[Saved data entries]

>> BEGIN

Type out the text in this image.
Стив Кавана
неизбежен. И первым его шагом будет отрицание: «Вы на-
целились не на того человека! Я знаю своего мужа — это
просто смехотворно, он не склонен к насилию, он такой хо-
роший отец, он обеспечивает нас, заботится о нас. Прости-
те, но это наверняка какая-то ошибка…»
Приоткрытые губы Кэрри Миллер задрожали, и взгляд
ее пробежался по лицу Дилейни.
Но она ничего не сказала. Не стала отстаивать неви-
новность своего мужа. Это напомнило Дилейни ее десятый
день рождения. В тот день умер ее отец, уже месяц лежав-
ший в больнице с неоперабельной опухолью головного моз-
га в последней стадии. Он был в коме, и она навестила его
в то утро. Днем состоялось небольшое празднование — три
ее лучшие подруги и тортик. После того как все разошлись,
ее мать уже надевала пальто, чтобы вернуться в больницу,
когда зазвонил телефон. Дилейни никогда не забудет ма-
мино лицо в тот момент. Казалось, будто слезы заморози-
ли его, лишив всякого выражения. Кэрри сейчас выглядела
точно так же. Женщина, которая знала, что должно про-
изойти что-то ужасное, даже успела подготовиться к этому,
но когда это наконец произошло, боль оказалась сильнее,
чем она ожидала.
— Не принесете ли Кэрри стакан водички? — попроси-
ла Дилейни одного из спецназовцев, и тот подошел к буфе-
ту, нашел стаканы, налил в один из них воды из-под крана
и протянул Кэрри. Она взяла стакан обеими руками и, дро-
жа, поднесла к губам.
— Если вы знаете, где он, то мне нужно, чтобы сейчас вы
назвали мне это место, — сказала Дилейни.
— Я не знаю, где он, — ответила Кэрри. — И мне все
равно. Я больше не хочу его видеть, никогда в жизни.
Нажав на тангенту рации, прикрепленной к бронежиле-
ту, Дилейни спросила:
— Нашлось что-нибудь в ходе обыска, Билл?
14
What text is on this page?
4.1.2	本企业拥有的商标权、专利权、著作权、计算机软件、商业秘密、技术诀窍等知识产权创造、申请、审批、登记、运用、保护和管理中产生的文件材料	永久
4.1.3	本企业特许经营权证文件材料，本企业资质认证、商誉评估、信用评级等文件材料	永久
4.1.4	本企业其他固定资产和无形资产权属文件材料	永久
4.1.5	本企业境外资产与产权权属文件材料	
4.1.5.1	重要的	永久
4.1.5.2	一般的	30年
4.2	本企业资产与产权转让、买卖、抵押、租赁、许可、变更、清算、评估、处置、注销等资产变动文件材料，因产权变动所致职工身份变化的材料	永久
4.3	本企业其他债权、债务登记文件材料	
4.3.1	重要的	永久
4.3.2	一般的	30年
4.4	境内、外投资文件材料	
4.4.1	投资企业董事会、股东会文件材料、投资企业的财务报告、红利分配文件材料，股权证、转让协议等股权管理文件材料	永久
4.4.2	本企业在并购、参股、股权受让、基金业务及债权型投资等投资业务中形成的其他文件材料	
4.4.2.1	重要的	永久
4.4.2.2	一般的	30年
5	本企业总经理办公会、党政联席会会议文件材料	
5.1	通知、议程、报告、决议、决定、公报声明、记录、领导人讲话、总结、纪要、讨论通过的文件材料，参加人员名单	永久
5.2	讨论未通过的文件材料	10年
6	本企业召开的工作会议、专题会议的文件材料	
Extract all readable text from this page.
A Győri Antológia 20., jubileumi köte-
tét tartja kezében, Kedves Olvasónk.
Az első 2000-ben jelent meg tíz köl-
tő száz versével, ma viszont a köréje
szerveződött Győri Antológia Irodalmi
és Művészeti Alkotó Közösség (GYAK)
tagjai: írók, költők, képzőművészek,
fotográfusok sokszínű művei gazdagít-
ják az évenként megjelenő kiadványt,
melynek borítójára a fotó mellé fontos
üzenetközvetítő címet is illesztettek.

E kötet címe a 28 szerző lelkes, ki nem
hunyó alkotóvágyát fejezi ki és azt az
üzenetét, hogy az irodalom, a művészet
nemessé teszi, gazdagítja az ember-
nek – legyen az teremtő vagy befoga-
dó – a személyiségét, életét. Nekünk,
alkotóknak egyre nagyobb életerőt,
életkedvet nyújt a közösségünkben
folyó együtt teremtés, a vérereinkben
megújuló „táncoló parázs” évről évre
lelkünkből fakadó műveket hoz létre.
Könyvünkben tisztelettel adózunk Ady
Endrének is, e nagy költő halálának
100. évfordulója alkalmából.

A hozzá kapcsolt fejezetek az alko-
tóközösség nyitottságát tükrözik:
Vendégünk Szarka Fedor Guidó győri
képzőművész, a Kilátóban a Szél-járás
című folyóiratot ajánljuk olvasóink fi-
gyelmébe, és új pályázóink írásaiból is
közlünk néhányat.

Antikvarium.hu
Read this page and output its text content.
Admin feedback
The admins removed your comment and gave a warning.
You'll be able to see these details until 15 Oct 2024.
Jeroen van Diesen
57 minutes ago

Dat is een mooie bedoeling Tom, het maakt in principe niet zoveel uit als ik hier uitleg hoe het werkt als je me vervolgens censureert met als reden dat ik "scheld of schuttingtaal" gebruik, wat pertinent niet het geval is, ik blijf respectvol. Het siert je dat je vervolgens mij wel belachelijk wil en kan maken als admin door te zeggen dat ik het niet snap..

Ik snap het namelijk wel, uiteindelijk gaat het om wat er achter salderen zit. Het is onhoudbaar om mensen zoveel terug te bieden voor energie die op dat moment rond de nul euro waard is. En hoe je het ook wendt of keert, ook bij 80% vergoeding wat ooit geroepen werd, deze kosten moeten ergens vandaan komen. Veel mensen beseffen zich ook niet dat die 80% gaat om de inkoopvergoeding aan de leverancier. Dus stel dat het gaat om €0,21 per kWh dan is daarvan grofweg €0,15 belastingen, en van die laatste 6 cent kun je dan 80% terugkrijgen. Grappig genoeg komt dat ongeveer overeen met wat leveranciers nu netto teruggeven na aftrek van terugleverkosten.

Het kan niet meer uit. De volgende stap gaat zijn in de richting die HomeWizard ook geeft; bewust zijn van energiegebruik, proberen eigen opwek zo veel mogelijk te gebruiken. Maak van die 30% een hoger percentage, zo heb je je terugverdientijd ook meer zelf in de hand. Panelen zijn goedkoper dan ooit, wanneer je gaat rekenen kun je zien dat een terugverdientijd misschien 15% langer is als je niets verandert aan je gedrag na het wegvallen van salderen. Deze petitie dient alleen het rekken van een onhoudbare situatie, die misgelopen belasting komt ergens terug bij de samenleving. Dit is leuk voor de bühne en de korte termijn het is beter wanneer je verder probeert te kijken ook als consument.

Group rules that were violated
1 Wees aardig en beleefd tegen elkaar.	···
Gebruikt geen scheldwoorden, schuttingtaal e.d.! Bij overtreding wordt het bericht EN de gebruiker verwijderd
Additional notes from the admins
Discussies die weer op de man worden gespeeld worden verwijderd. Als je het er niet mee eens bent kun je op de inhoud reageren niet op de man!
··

>> END

DESCRIPTION OF THE TASK >>
All of the entries must be written out exactly as they stand.

THE ANSWER >>
Type out the text in this image.
Стив Кавана
неизбежен. И первым его шагом будет отрицание: «Вы на-
целились не на того человека! Я знаю своего мужа — это
просто смехотворно, он не склонен к насилию, он такой хо-
роший отец, он обеспечивает нас, заботится о нас. Прости-
те, но это наверняка какая-то ошибка…»
Приоткрытые губы Кэрри Миллер задрожали, и взгляд
ее пробежался по лицу Дилейни.
Но она ничего не сказала. Не стала отстаивать неви-
новность своего мужа. Это напомнило Дилейни ее десятый
день рождения. В тот день умер ее отец, уже месяц лежав-
ший в больнице с неоперабельной опухолью головного моз-
га в последней стадии. Он был в коме, и она навестила его
в то утро. Днем состоялось небольшое празднование — три
ее лучшие подруги и тортик. После того как все разошлись,
ее мать уже надевала пальто, чтобы вернуться в больницу,
когда зазвонил телефон. Дилейни никогда не забудет ма-
мино лицо в тот момент. Казалось, будто слезы заморози-
ли его, лишив всякого выражения. Кэрри сейчас выглядела
точно так же. Женщина, которая знала, что должно про-
изойти что-то ужасное, даже успела подготовиться к этому,
но когда это наконец произошло, боль оказалась сильнее,
чем она ожидала.
— Не принесете ли Кэрри стакан водички? — попроси-
ла Дилейни одного из спецназовцев, и тот подошел к буфе-
ту, нашел стаканы, налил в один из них воды из-под крана
и протянул Кэрри. Она взяла стакан обеими руками и, дро-
жа, поднесла к губам.
— Если вы знаете, где он, то мне нужно, чтобы сейчас вы
назвали мне это место, — сказала Дилейни.
— Я не знаю, где он, — ответила Кэрри. — И мне все
равно. Я больше не хочу его видеть, никогда в жизни.
Нажав на тангенту рации, прикрепленной к бронежиле-
ту, Дилейни спросила:
— Нашлось что-нибудь в ходе обыска, Билл?
14
What text is on this page?
4.1.2	本企业拥有的商标权、专利权、著作权、计算机软件、商业秘密、技术诀窍等知识产权创造、申请、审批、登记、运用、保护和管理中产生的文件材料	永久
4.1.3	本企业特许经营权证文件材料，本企业资质认证、商誉评估、信用评级等文件材料	永久
4.1.4	本企业其他固定资产和无形资产权属文件材料	永久
4.1.5	本企业境外资产与产权权属文件材料	
4.1.5.1	重要的	永久
4.1.5.2	一般的	30年
4.2	本企业资产与产权转让、买卖、抵押、租赁、许可、变更、清算、评估、处置、注销等资产变动文件材料，因产权变动所致职工身份变化的材料	永久
4.3	本企业其他债权、债务登记文件材料	
4.3.1	重要的	永久
4.3.2	一般的	30年
4.4	境内、外投资文件材料	
4.4.1	投资企业董事会、股东会文件材料、投资企业的财务报告、红利分配文件材料，股权证、转让协议等股权管理文件材料	永久
4.4.2	本企业在并购、参股、股权受让、基金业务及债权型投资等投资业务中形成的其他文件材料	
4.4.2.1	重要的	永久
4.4.2.2	一般的	30年
5	本企业总经理办公会、党政联席会会议文件材料	
5.1	通知、议程、报告、决议、决定、公报声明、记录、领导人讲话、总结、纪要、讨论通过的文件材料，参加人员名单	永久
5.2	讨论未通过的文件材料	10年
6	本企业召开的工作会议、专题会议的文件材料	
Extract all readable text from this page.
A Győri Antológia 20., jubileumi köte-
tét tartja kezében, Kedves Olvasónk.
Az első 2000-ben jelent meg tíz köl-
tő száz versével, ma viszont a köréje
szerveződött Győri Antológia Irodalmi
és Művészeti Alkotó Közösség (GYAK)
tagjai: írók, költők, képzőművészek,
fotográfusok sokszínű művei gazdagít-
ják az évenként megjelenő kiadványt,
melynek borítójára a fotó mellé fontos
üzenetközvetítő címet is illesztettek.

E kötet címe a 28 szerző lelkes, ki nem
hunyó alkotóvágyát fejezi ki és azt az
üzenetét, hogy az irodalom, a művészet
nemessé teszi, gazdagítja az ember-
nek – legyen az teremtő vagy befoga-
dó – a személyiségét, életét. Nekünk,
alkotóknak egyre nagyobb életerőt,
életkedvet nyújt a közösségünkben
folyó együtt teremtés, a vérereinkben
megújuló „táncoló parázs” évről évre
lelkünkből fakadó műveket hoz létre.
Könyvünkben tisztelettel adózunk Ady
Endrének is, e nagy költő halálának
100. évfordulója alkalmából.

A hozzá kapcsolt fejezetek az alko-
tóközösség nyitottságát tükrözik:
Vendégünk Szarka Fedor Guidó győri
képzőművész, a Kilátóban a Szél-járás
című folyóiratot ajánljuk olvasóink fi-
gyelmébe, és új pályázóink írásaiból is
közlünk néhányat.

Antikvarium.hu
Read this page and output its text content.
Admin feedback
The admins removed your comment and gave a warning.
You'll be able to see these details until 15 Oct 2024.
Jeroen van Diesen
57 minutes ago

Dat is een mooie bedoeling Tom, het maakt in principe niet zoveel uit als ik hier uitleg hoe het werkt als je me vervolgens censureert met als reden dat ik "scheld of schuttingtaal" gebruik, wat pertinent niet het geval is, ik blijf respectvol. Het siert je dat je vervolgens mij wel belachelijk wil en kan maken als admin door te zeggen dat ik het niet snap..

Ik snap het namelijk wel, uiteindelijk gaat het om wat er achter salderen zit. Het is onhoudbaar om mensen zoveel terug te bieden voor energie die op dat moment rond de nul euro waard is. En hoe je het ook wendt of keert, ook bij 80% vergoeding wat ooit geroepen werd, deze kosten moeten ergens vandaan komen. Veel mensen beseffen zich ook niet dat die 80% gaat om de inkoopvergoeding aan de leverancier. Dus stel dat het gaat om €0,21 per kWh dan is daarvan grofweg €0,15 belastingen, en van die laatste 6 cent kun je dan 80% terugkrijgen. Grappig genoeg komt dat ongeveer overeen met wat leveranciers nu netto teruggeven na aftrek van terugleverkosten.

Het kan niet meer uit. De volgende stap gaat zijn in de richting die HomeWizard ook geeft; bewust zijn van energiegebruik, proberen eigen opwek zo veel mogelijk te gebruiken. Maak van die 30% een hoger percentage, zo heb je je terugverdientijd ook meer zelf in de hand. Panelen zijn goedkoper dan ooit, wanneer je gaat rekenen kun je zien dat een terugverdientijd misschien 15% langer is als je niets verandert aan je gedrag na het wegvallen van salderen. Deze petitie dient alleen het rekken van een onhoudbare situatie, die misgelopen belasting komt ergens terug bij de samenleving. Dit is leuk voor de bühne en de korte termijn het is beter wanneer je verder probeert te kijken ook als consument.

Group rules that were violated
1 Wees aardig en beleefd tegen elkaar.	···
Gebruikt geen scheldwoorden, schuttingtaal e.d.! Bij overtreding wordt het bericht EN de gebruiker verwijderd
Additional notes from the admins
Discussies die weer op de man worden gespeeld worden verwijderd. Als je het er niet mee eens bent kun je op de inhoud reageren niet op de man!
··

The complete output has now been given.